• [ПРИВЕДЁННЫЙ ОТРЫВОК]
*****

Зачастую очевидные факты бесспорного свойства оказываются столь известными, что мы перестаём их замечать и, более того, игнорируем при формулировании новых концепций. Подчас подобное игнорирование оборачивается противоречиями с очевидными реалиями. Распространённым, например, является мнение об отмирании категории национального государства и частичном урезании их суверенитета в условиях глобализации. Отношение к такому мнению варьируется в диапазоне от решительной борьбы за сохранение суверенитета до его растворения в наднационально глобальном управлении. Или, схематично, в диапазоне полярно разных подходов к теме антиглобалистов и глобалистов.
Факты, однако, свидетельствуют о том, что в послевоенном мире имеет место существенное увеличение числа национальных государств со всеми атрибутами суверенитета: число независимых стран, признанных мировым сообществом и входящих в ООН, составляет 193 против 51 на момент образования всемирной организации. В принципе, на этой констатации дискуссию об отмирании национальных государств можно закончить. Более того, понятно, что глобализация не затормозила процесс суверенизации, а, напротив, придала ему новую энергию. Налицо парадокс, состоящий в фактическом национальном размежевании при столь же реальном наднациональном объединении.

*****

• [ИСХОДНЫЕ ДАННЫЕ]
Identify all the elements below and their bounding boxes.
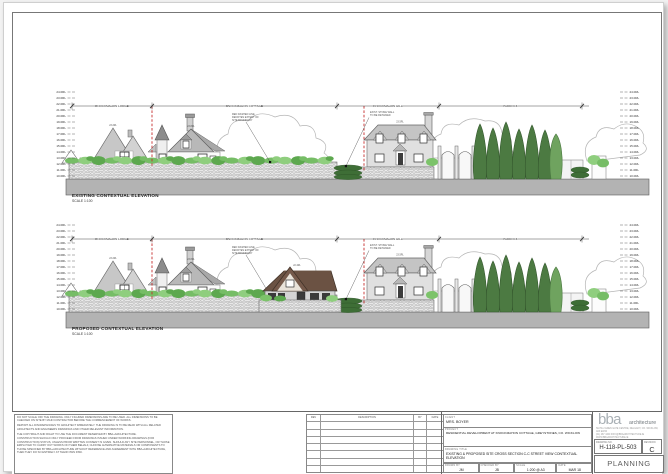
- drawing-title-value: EXISTING & PROPOSED SITE CROSS SECTION C…: [446, 452, 590, 461]
- date-field: DATE MAR 18: [556, 462, 592, 473]
- revision-table-row: [307, 430, 443, 437]
- note-paragraph: CONSTRUCTION SHOULD ONLY PROCEED FROM DR…: [17, 437, 170, 454]
- scale-label: SCALE: [516, 464, 525, 467]
- drawn-by-field: DRAWN BY JM: [443, 462, 479, 473]
- drawing-title-label: DRAWING TITLE: [445, 448, 467, 451]
- paper-sheet: 24.0RL24.0RL23.0RL23.0RL22.0RL22.0RL21.0…: [3, 2, 664, 472]
- client-value: MRS. BOYER: [446, 420, 590, 424]
- drawing-number-value: H-118-PL-503: [595, 445, 641, 451]
- proposed-elevation-caption: PROPOSED CONTEXTUAL ELEVATION SCALE 1:10…: [72, 326, 163, 336]
- drawn-by-label: DRAWN BY: [445, 464, 460, 467]
- client-label: CLIENT: [445, 416, 455, 419]
- drawing-title-field: DRAWING TITLE EXISTING & PROPOSED SITE C…: [443, 446, 592, 464]
- firm-logo-suffix: architecture: [629, 420, 656, 426]
- scale-value: 1:200 @ A3: [517, 468, 554, 472]
- architect-logo-block: bba architecture SUITE 2 EDEN GATE CENTR…: [592, 412, 663, 474]
- revision-table-row: [307, 459, 443, 466]
- project-field: PROJECT RESIDENTIAL DEVELOPMENT AT KNOCK…: [443, 427, 592, 448]
- revision-value: C: [643, 445, 661, 454]
- drawn-by-value: JM: [446, 468, 477, 472]
- drawing-number-row: DRAWING NO. H-118-PL-503 REVISION C: [594, 439, 662, 454]
- revision-label: REVISION: [644, 441, 655, 444]
- note-paragraph: REPORT ALL DISCREPANCIES TO ARCHITECT IM…: [17, 424, 170, 431]
- revision-table-row: [307, 444, 443, 451]
- revision-table-row: [307, 451, 443, 458]
- revision-table-row: [307, 422, 443, 429]
- date-label: DATE: [558, 464, 565, 467]
- revision-table: REVDESCRIPTIONBYDATE: [306, 414, 444, 473]
- revision-table-row: [307, 437, 443, 444]
- firm-logo: bba: [598, 411, 621, 428]
- revision-table-header: REVDESCRIPTIONBYDATE: [307, 415, 443, 422]
- planning-drawing-sheet: 24.0RL24.0RL23.0RL23.0RL22.0RL22.0RL21.0…: [0, 0, 668, 474]
- title-block-strip: DO NOT SCALE OFF THE DRAWING. ONLY FIGUR…: [12, 411, 662, 474]
- note-paragraph: THE COPYRIGHT AND RIGHT TO USE THE DOCUM…: [17, 433, 170, 436]
- checked-by-field: CHECKED BY JB: [479, 462, 515, 473]
- drawing-title-text: PROPOSED CONTEXTUAL ELEVATION: [72, 326, 163, 331]
- revision-field: REVISION C: [642, 439, 662, 454]
- drawing-number-label: DRAWING NO.: [596, 441, 612, 444]
- existing-elevation-drawing: EXISTING CONTEXTUAL ELEVATION SCALE 1:10…: [44, 88, 664, 210]
- drawing-info-block: CLIENT MRS. BOYER PROJECT RESIDENTIAL DE…: [441, 412, 593, 474]
- meta-cells: DRAWN BY JM CHECKED BY JB SCALE 1:200 @ …: [443, 462, 592, 473]
- drawing-scale-text: SCALE 1:100: [72, 199, 159, 203]
- date-value: MAR 18: [559, 468, 590, 472]
- existing-elevation-caption: EXISTING CONTEXTUAL ELEVATION SCALE 1:10…: [72, 193, 159, 203]
- revision-table-row: [307, 466, 443, 472]
- scale-field: SCALE 1:200 @ A3: [514, 462, 556, 473]
- checked-by-value: JB: [482, 468, 513, 472]
- project-value: RESIDENTIAL DEVELOPMENT AT KNOCKMAHON CO…: [446, 432, 590, 436]
- drawing-title-text: EXISTING CONTEXTUAL ELEVATION: [72, 193, 159, 198]
- drawing-number-field: DRAWING NO. H-118-PL-503: [594, 439, 642, 454]
- drawing-scale-text: SCALE 1:100: [72, 332, 163, 336]
- general-notes: DO NOT SCALE OFF THE DRAWING. ONLY FIGUR…: [14, 414, 173, 474]
- issue-status-box: PLANNING ISSUE: [594, 455, 664, 473]
- checked-by-label: CHECKED BY: [481, 464, 499, 467]
- proposed-elevation-drawing: PROPOSED CONTEXTUAL ELEVATION SCALE 1:10…: [44, 221, 664, 343]
- issue-status-text: PLANNING ISSUE: [595, 456, 663, 474]
- note-paragraph: DO NOT SCALE OFF THE DRAWING. ONLY FIGUR…: [17, 416, 170, 423]
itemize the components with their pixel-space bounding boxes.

*****

• [УСЛОВИЕ ЗАДАНИЯ]
Сколько независимых стран, согласно отрывку о национальных государствах и глобализации, сейчас входит в ООН и сколько их было при её образовании?

• [РЕЗУЛЬТАТ ЗАДАНИЯ]
Сейчас в ООН входит 193 независимые страны, а на момент образования организации их было 51.